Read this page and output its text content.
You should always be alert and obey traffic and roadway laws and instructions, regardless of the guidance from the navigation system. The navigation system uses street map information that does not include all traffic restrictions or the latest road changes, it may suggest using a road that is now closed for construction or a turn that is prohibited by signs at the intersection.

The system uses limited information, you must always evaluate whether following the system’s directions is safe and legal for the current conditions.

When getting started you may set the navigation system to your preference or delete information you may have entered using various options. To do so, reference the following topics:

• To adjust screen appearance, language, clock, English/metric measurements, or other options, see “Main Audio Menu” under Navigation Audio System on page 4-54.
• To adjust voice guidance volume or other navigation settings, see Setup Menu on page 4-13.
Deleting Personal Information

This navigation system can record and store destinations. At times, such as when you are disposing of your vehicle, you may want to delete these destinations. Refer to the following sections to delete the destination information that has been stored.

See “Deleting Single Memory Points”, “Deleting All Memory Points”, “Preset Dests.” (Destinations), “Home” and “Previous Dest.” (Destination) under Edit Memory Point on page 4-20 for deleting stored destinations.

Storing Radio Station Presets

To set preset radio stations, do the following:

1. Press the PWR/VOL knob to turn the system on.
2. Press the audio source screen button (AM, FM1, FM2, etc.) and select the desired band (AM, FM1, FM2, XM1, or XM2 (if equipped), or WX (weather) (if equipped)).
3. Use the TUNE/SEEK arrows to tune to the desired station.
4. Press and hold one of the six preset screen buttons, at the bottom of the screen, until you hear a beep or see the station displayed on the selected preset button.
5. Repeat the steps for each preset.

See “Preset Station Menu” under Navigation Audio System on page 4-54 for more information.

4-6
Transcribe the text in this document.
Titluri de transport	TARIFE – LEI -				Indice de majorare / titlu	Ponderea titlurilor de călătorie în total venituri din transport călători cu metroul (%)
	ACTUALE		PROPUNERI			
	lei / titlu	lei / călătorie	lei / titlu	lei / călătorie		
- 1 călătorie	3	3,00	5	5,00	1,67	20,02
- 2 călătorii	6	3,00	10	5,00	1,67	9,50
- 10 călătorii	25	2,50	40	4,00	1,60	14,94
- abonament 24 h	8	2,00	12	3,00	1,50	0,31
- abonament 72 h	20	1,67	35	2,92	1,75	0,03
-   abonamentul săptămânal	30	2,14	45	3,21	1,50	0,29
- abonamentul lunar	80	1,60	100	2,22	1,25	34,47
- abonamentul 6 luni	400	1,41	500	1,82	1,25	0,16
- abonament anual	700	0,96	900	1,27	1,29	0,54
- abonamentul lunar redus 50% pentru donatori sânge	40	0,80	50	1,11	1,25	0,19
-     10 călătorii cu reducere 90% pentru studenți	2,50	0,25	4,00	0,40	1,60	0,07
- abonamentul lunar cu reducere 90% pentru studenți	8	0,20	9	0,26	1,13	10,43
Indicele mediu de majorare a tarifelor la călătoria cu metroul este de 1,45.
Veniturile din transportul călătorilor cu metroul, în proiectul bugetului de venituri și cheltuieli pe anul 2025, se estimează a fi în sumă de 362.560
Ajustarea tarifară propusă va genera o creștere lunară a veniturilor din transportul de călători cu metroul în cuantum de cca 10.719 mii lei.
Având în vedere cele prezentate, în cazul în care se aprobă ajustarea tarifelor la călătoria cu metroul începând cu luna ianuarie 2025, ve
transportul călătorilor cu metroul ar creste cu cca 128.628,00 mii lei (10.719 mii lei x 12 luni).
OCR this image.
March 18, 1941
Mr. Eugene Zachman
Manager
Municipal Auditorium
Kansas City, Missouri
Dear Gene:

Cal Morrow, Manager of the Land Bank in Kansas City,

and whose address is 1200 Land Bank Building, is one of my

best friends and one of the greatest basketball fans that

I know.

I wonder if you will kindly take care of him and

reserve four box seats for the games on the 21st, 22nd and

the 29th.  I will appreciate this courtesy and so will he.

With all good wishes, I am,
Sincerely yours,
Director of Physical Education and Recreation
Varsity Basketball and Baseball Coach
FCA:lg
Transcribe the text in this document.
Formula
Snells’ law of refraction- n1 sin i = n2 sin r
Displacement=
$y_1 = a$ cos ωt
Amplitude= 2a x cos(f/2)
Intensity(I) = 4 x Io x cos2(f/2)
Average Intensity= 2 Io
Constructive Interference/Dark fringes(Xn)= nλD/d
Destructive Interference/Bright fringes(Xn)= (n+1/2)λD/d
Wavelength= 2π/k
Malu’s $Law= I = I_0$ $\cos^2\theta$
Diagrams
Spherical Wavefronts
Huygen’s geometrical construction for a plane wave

━━━

## Required work
Generate an exact reproduction of all entries.

## Solution to this exercise
Read this page and output its text content.
You should always be alert and obey traffic and roadway laws and instructions, regardless of the guidance from the navigation system. The navigation system uses street map information that does not include all traffic restrictions or the latest road changes, it may suggest using a road that is now closed for construction or a turn that is prohibited by signs at the intersection.

The system uses limited information, you must always evaluate whether following the system’s directions is safe and legal for the current conditions.

When getting started you may set the navigation system to your preference or delete information you may have entered using various options. To do so, reference the following topics:

• To adjust screen appearance, language, clock, English/metric measurements, or other options, see “Main Audio Menu” under Navigation Audio System on page 4-54.
• To adjust voice guidance volume or other navigation settings, see Setup Menu on page 4-13.
Deleting Personal Information

This navigation system can record and store destinations. At times, such as when you are disposing of your vehicle, you may want to delete these destinations. Refer to the following sections to delete the destination information that has been stored.

See “Deleting Single Memory Points”, “Deleting All Memory Points”, “Preset Dests.” (Destinations), “Home” and “Previous Dest.” (Destination) under Edit Memory Point on page 4-20 for deleting stored destinations.

Storing Radio Station Presets

To set preset radio stations, do the following:

1. Press the PWR/VOL knob to turn the system on.
2. Press the audio source screen button (AM, FM1, FM2, etc.) and select the desired band (AM, FM1, FM2, XM1, or XM2 (if equipped), or WX (weather) (if equipped)).
3. Use the TUNE/SEEK arrows to tune to the desired station.
4. Press and hold one of the six preset screen buttons, at the bottom of the screen, until you hear a beep or see the station displayed on the selected preset button.
5. Repeat the steps for each preset.

See “Preset Station Menu” under Navigation Audio System on page 4-54 for more information.

4-6
Transcribe the text in this document.
Titluri de transport	TARIFE – LEI -				Indice de majorare / titlu	Ponderea titlurilor de călătorie în total venituri din transport călători cu metroul (%)
	ACTUALE		PROPUNERI			
	lei / titlu	lei / călătorie	lei / titlu	lei / călătorie		
- 1 călătorie	3	3,00	5	5,00	1,67	20,02
- 2 călătorii	6	3,00	10	5,00	1,67	9,50
- 10 călătorii	25	2,50	40	4,00	1,60	14,94
- abonament 24 h	8	2,00	12	3,00	1,50	0,31
- abonament 72 h	20	1,67	35	2,92	1,75	0,03
-   abonamentul săptămânal	30	2,14	45	3,21	1,50	0,29
- abonamentul lunar	80	1,60	100	2,22	1,25	34,47
- abonamentul 6 luni	400	1,41	500	1,82	1,25	0,16
- abonament anual	700	0,96	900	1,27	1,29	0,54
- abonamentul lunar redus 50% pentru donatori sânge	40	0,80	50	1,11	1,25	0,19
-     10 călătorii cu reducere 90% pentru studenți	2,50	0,25	4,00	0,40	1,60	0,07
- abonamentul lunar cu reducere 90% pentru studenți	8	0,20	9	0,26	1,13	10,43
Indicele mediu de majorare a tarifelor la călătoria cu metroul este de 1,45.
Veniturile din transportul călătorilor cu metroul, în proiectul bugetului de venituri și cheltuieli pe anul 2025, se estimează a fi în sumă de 362.560
Ajustarea tarifară propusă va genera o creștere lunară a veniturilor din transportul de călători cu metroul în cuantum de cca 10.719 mii lei.
Având în vedere cele prezentate, în cazul în care se aprobă ajustarea tarifelor la călătoria cu metroul începând cu luna ianuarie 2025, ve
transportul călătorilor cu metroul ar creste cu cca 128.628,00 mii lei (10.719 mii lei x 12 luni).
OCR this image.
March 18, 1941
Mr. Eugene Zachman
Manager
Municipal Auditorium
Kansas City, Missouri
Dear Gene:

Cal Morrow, Manager of the Land Bank in Kansas City,

and whose address is 1200 Land Bank Building, is one of my

best friends and one of the greatest basketball fans that

I know.

I wonder if you will kindly take care of him and

reserve four box seats for the games on the 21st, 22nd and

the 29th.  I will appreciate this courtesy and so will he.

With all good wishes, I am,
Sincerely yours,
Director of Physical Education and Recreation
Varsity Basketball and Baseball Coach
FCA:lg
Transcribe the text in this document.
Formula
Snells’ law of refraction- n1 sin i = n2 sin r
Displacement=
$y_1 = a$ cos ωt
Amplitude= 2a x cos(f/2)
Intensity(I) = 4 x Io x cos2(f/2)
Average Intensity= 2 Io
Constructive Interference/Dark fringes(Xn)= nλD/d
Destructive Interference/Bright fringes(Xn)= (n+1/2)λD/d
Wavelength= 2π/k
Malu’s $Law= I = I_0$ $\cos^2\theta$
Diagrams
Spherical Wavefronts
Huygen’s geometrical construction for a plane wave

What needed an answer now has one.